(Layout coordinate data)
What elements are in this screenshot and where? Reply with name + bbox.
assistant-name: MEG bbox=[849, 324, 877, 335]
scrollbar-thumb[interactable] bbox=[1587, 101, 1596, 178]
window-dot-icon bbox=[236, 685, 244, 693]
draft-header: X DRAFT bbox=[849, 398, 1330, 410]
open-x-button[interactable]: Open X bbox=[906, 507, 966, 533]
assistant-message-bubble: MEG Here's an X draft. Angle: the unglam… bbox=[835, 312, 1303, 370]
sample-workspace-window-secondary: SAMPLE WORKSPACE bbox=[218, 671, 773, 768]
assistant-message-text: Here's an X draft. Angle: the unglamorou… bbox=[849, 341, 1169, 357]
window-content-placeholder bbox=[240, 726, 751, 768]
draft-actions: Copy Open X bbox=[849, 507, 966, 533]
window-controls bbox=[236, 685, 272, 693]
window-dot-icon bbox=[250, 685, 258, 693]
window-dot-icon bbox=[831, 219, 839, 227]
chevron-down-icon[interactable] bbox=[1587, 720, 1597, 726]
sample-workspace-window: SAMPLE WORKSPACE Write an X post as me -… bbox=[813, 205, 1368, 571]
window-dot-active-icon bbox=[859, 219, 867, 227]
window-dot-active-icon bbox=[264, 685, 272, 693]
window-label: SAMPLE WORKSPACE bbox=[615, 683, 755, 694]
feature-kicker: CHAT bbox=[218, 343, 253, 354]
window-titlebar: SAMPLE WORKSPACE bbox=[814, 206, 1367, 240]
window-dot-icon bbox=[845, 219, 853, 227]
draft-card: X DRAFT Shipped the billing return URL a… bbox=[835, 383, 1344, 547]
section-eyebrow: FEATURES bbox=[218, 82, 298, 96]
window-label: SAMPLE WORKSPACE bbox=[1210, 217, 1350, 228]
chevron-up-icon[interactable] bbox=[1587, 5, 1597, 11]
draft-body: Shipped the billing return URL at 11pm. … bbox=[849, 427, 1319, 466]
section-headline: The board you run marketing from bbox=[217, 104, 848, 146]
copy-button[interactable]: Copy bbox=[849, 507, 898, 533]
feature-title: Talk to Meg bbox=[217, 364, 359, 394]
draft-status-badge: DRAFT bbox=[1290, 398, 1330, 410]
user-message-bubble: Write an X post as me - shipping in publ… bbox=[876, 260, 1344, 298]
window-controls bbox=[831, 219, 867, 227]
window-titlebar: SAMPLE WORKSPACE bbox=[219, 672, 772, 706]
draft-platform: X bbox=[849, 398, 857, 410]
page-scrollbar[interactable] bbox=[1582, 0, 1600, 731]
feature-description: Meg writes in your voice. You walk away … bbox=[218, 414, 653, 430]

• **Exercise objective**
List every line of the records above that contains the string "WORKSPACE", treating uppercase and lowercase as distinct.

• **Answer**
sample-workspace-window-secondary: SAMPLE WORKSPACE bbox=[218, 671, 773, 768]
sample-workspace-window: SAMPLE WORKSPACE Write an X post as me -… bbox=[813, 205, 1368, 571]
window-label: SAMPLE WORKSPACE bbox=[615, 683, 755, 694]
window-titlebar: SAMPLE WORKSPACE bbox=[814, 206, 1367, 240]
window-label: SAMPLE WORKSPACE bbox=[1210, 217, 1350, 228]
window-titlebar: SAMPLE WORKSPACE bbox=[219, 672, 772, 706]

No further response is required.